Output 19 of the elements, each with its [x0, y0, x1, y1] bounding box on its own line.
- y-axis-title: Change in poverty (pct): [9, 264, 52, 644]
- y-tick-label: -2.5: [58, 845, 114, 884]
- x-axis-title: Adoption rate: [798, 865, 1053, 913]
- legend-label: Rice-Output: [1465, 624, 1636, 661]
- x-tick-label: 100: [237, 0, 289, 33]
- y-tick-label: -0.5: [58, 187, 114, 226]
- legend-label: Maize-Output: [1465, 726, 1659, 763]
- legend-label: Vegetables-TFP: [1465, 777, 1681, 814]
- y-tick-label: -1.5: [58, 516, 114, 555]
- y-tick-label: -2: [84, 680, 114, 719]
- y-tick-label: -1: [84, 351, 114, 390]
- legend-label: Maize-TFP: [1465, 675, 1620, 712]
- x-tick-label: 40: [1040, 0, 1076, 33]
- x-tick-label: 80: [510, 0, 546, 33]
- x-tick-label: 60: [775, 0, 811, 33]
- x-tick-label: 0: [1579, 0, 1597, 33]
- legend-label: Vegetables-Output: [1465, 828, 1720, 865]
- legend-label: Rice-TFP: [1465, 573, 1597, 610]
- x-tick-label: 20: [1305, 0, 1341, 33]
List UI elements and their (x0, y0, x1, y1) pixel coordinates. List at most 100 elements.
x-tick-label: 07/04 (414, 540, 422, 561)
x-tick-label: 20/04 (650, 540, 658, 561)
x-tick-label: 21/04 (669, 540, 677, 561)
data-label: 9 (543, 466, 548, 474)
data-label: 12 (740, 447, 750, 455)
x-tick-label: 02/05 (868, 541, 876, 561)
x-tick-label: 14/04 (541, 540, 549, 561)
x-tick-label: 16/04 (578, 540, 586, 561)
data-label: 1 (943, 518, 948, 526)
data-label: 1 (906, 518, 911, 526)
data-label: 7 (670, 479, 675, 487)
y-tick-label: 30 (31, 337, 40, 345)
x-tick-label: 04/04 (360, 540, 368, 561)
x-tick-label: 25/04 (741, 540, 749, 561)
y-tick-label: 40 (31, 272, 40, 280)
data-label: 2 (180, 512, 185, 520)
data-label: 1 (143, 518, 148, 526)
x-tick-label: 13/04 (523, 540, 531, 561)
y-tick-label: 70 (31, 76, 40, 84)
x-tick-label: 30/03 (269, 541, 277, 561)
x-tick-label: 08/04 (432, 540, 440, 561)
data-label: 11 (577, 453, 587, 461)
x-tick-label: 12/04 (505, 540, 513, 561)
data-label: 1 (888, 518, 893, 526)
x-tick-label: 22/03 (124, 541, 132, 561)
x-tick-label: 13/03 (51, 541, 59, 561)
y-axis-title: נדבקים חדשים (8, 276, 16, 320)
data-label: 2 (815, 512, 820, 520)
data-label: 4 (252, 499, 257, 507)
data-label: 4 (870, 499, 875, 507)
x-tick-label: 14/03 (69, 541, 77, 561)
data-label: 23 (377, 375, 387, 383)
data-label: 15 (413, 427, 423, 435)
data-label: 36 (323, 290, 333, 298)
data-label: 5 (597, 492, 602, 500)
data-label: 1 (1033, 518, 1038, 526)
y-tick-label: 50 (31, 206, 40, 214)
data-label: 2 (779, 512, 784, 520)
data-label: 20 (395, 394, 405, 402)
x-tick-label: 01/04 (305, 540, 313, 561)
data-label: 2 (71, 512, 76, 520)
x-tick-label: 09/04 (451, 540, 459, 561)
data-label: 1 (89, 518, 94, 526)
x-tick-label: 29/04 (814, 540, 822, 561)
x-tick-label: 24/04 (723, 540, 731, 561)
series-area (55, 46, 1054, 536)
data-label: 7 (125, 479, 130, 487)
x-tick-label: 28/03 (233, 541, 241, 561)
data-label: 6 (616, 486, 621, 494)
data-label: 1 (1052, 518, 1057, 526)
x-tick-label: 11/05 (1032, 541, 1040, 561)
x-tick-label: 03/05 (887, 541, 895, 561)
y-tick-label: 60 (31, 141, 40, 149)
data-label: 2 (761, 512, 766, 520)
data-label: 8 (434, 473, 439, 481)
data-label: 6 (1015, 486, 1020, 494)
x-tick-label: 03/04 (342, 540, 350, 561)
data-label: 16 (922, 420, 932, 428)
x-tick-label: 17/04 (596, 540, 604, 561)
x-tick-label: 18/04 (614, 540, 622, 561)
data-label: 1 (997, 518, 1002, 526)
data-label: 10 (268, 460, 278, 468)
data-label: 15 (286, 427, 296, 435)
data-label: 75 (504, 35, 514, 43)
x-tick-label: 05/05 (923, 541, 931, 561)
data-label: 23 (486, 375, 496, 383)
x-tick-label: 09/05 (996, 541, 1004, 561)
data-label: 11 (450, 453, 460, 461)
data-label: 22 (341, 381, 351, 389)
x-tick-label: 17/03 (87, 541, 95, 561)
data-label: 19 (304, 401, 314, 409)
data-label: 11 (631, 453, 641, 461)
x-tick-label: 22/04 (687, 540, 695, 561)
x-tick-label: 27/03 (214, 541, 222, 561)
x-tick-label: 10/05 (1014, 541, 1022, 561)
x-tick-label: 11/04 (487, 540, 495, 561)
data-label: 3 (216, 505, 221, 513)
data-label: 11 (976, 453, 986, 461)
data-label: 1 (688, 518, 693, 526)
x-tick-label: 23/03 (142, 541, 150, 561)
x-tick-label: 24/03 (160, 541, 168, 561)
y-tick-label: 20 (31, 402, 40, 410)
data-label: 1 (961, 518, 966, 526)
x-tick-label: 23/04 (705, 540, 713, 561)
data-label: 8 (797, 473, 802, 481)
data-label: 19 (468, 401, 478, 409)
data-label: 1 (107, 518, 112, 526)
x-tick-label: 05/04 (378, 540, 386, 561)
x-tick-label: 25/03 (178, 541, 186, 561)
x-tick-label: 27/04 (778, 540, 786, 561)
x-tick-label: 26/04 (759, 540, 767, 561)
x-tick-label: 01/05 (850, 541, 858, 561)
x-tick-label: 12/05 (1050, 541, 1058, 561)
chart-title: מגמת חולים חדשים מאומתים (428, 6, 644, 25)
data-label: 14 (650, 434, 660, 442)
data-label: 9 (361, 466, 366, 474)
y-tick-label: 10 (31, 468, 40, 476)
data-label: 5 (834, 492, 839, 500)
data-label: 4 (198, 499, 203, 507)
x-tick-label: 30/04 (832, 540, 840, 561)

________

Repeat every line from the first one down to and including the line that contains "- x-tick-label: 40: [1040, 0, 1076, 33]", keeping each one unchanged.

● **FINISHED ANSWER**:
Output 19 of the elements, each with its [x0, y0, x1, y1] bounding box on its own line.
- y-axis-title: Change in poverty (pct): [9, 264, 52, 644]
- y-tick-label: -2.5: [58, 845, 114, 884]
- x-axis-title: Adoption rate: [798, 865, 1053, 913]
- legend-label: Rice-Output: [1465, 624, 1636, 661]
- x-tick-label: 100: [237, 0, 289, 33]
- y-tick-label: -0.5: [58, 187, 114, 226]
- legend-label: Maize-Output: [1465, 726, 1659, 763]
- legend-label: Vegetables-TFP: [1465, 777, 1681, 814]
- y-tick-label: -1.5: [58, 516, 114, 555]
- y-tick-label: -2: [84, 680, 114, 719]
- y-tick-label: -1: [84, 351, 114, 390]
- legend-label: Maize-TFP: [1465, 675, 1620, 712]
- x-tick-label: 40: [1040, 0, 1076, 33]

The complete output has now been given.